▸ **MATERIAL TO PROCESS**
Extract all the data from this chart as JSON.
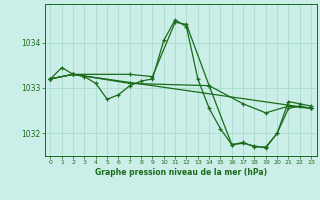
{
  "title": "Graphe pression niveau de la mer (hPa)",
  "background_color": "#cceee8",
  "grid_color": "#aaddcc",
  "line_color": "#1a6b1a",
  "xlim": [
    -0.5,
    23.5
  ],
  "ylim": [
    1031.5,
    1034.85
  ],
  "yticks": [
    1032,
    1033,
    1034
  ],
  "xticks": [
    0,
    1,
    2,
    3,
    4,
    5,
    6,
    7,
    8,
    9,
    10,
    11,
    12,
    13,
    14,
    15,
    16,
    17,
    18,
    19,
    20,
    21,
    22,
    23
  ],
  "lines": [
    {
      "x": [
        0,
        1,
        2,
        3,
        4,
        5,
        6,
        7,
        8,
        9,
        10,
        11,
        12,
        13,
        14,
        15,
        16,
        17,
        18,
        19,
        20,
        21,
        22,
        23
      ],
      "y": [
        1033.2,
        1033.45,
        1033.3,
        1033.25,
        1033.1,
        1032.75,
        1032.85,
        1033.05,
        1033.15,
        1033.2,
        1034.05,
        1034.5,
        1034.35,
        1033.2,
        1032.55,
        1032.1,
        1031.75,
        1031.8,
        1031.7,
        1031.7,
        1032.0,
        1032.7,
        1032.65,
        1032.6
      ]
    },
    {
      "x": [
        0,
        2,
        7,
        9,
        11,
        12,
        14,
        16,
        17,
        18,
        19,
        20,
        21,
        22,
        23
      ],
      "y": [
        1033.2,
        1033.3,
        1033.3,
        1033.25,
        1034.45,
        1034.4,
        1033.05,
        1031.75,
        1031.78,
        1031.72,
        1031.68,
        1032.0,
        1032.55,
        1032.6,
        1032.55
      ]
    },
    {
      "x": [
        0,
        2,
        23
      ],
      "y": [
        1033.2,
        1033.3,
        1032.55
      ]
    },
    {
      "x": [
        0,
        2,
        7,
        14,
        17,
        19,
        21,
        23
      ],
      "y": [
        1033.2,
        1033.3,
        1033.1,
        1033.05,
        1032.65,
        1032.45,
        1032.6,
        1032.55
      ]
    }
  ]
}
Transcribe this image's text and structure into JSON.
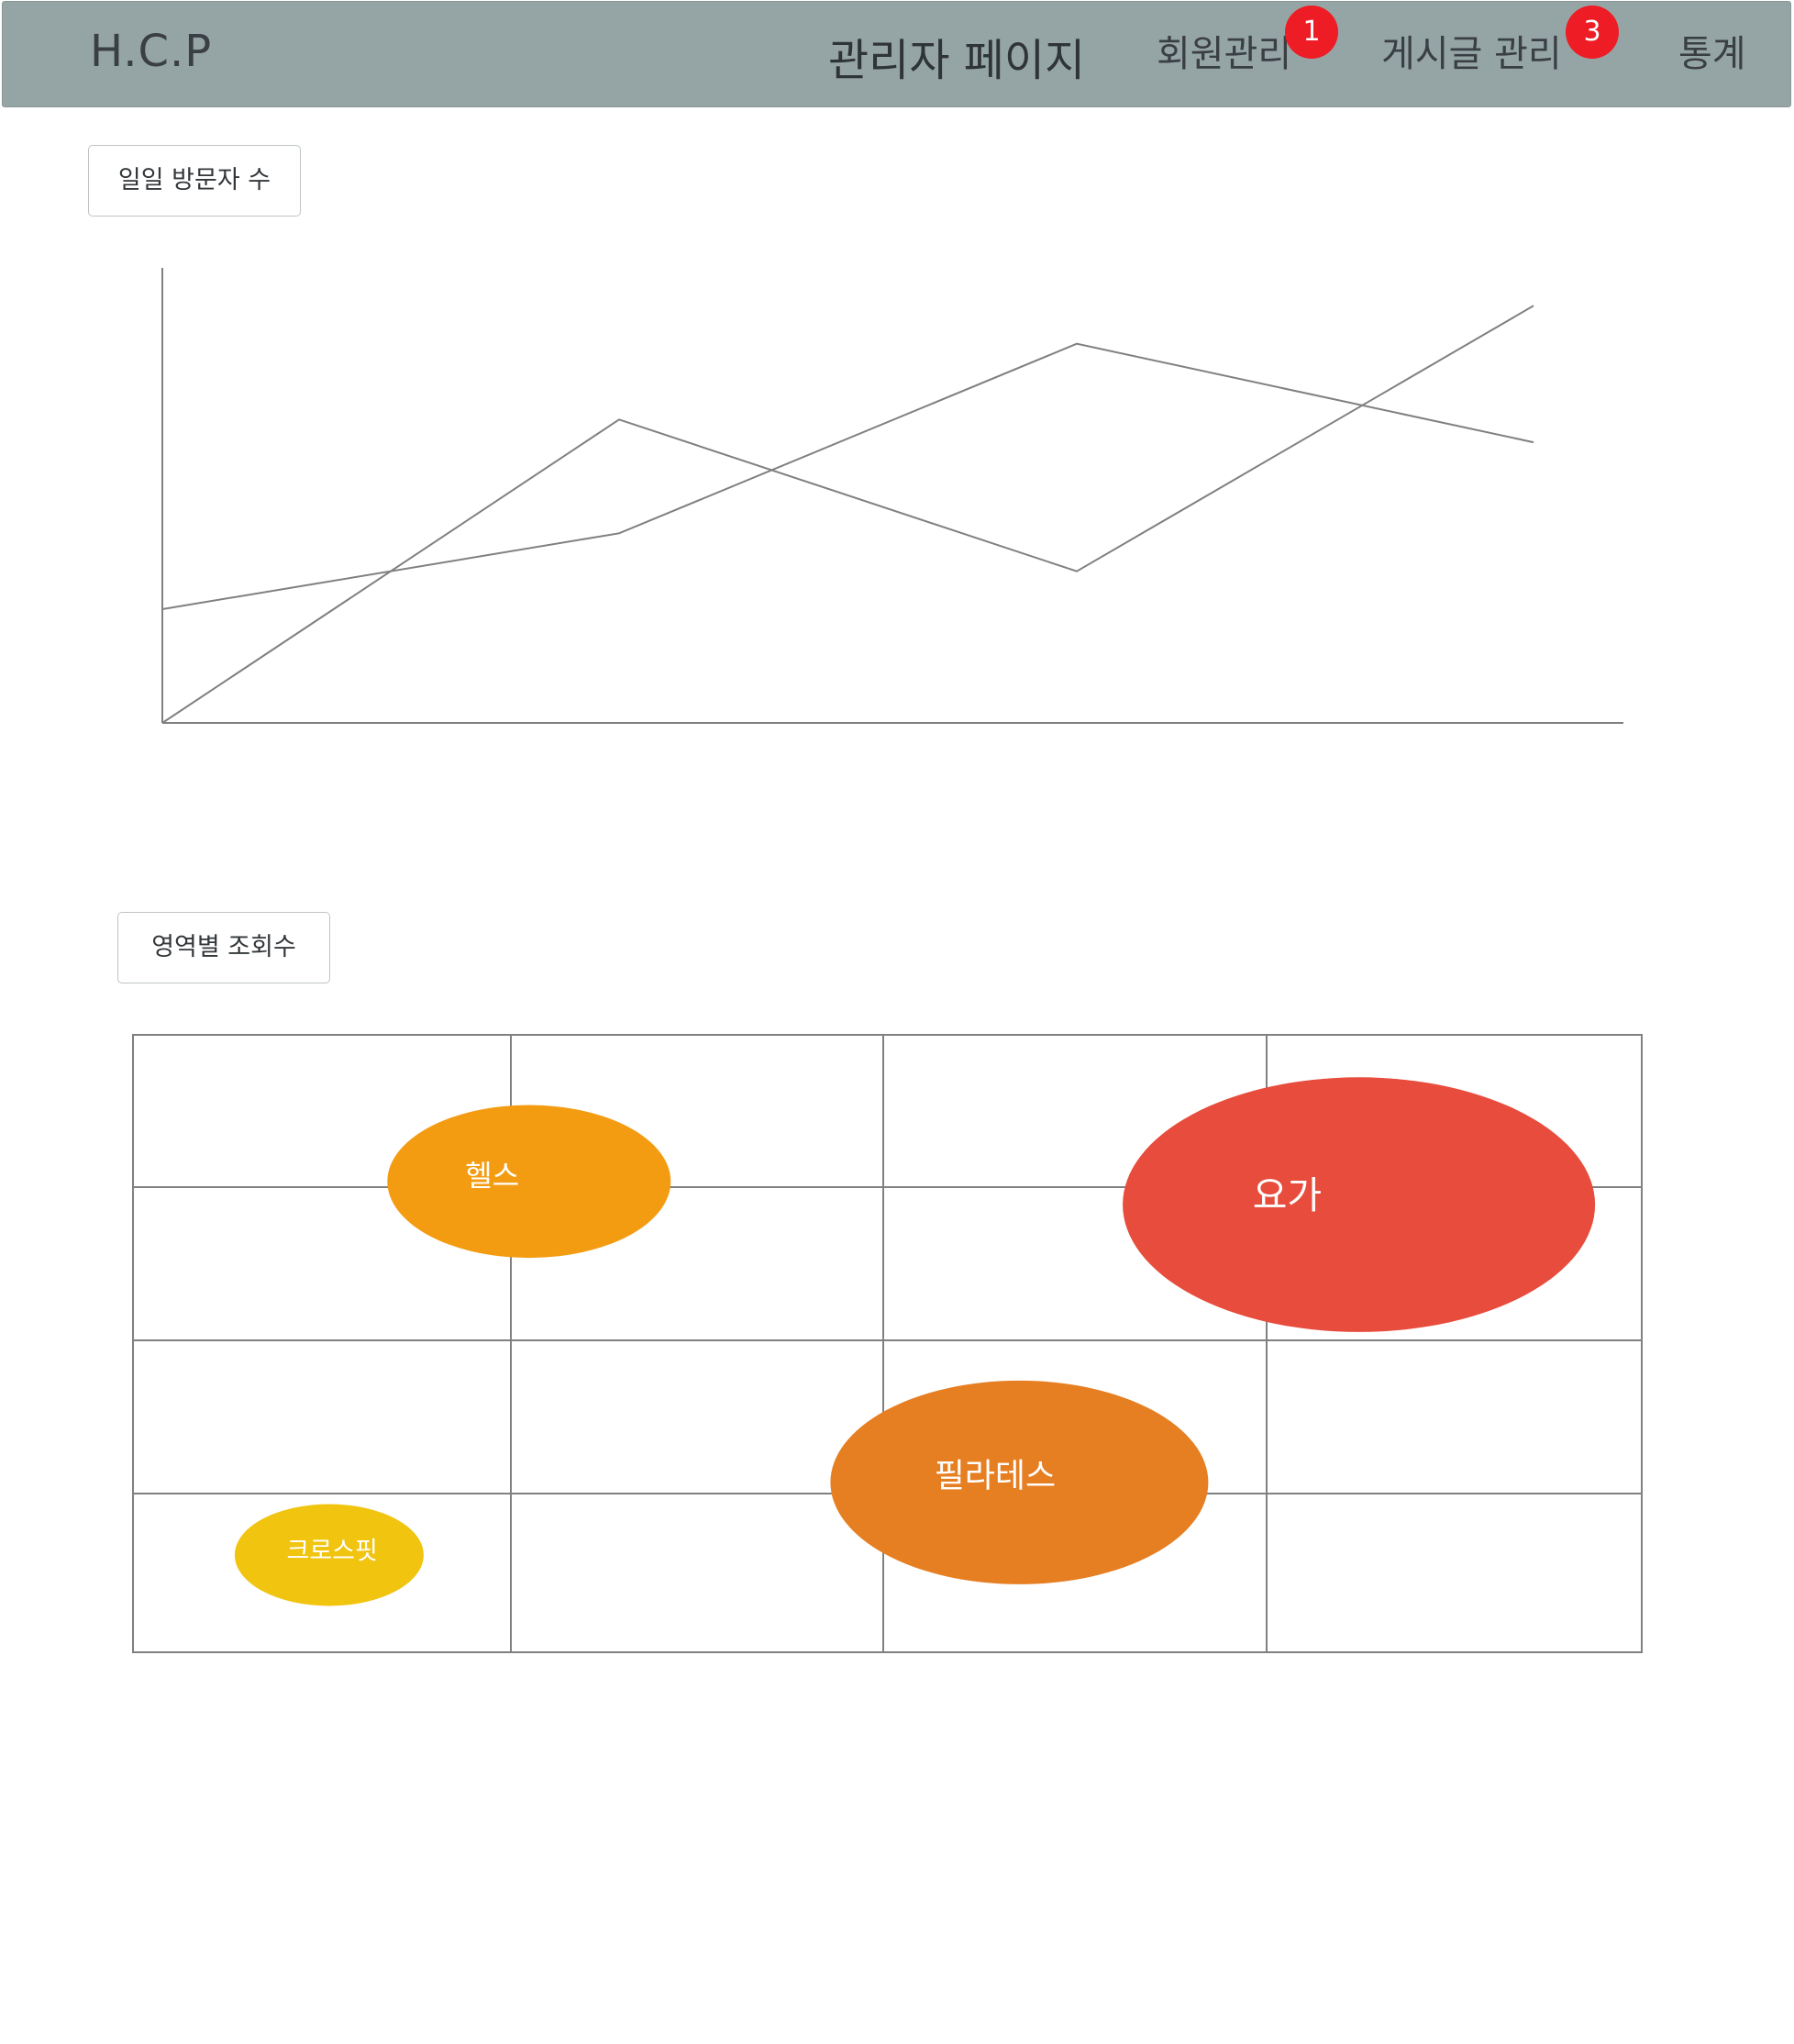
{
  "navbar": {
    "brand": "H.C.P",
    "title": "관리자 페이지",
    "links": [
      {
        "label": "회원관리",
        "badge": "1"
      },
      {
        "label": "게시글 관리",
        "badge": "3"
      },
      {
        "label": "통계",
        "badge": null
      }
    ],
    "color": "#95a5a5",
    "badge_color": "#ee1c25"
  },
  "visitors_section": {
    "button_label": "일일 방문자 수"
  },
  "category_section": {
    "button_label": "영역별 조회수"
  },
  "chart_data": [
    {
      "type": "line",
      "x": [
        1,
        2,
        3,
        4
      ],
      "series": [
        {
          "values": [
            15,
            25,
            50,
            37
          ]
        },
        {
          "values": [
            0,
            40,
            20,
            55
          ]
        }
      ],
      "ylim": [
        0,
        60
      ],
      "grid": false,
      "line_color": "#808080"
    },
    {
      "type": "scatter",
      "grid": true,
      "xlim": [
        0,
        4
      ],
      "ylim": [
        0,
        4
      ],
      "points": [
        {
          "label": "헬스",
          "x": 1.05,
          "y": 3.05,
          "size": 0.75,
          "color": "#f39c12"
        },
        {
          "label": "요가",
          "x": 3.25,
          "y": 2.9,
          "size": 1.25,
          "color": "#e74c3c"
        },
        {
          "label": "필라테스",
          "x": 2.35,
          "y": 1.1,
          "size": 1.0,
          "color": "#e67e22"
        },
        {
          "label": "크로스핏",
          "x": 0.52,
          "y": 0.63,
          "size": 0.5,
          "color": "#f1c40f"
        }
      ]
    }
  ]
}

▸ **STATED PROBLEM**
Show every line that contains the word "this".

▸ **TASK RESULT**
Extract all the data from this chart as JSON.
Transcribe this image's text and structure into JSON.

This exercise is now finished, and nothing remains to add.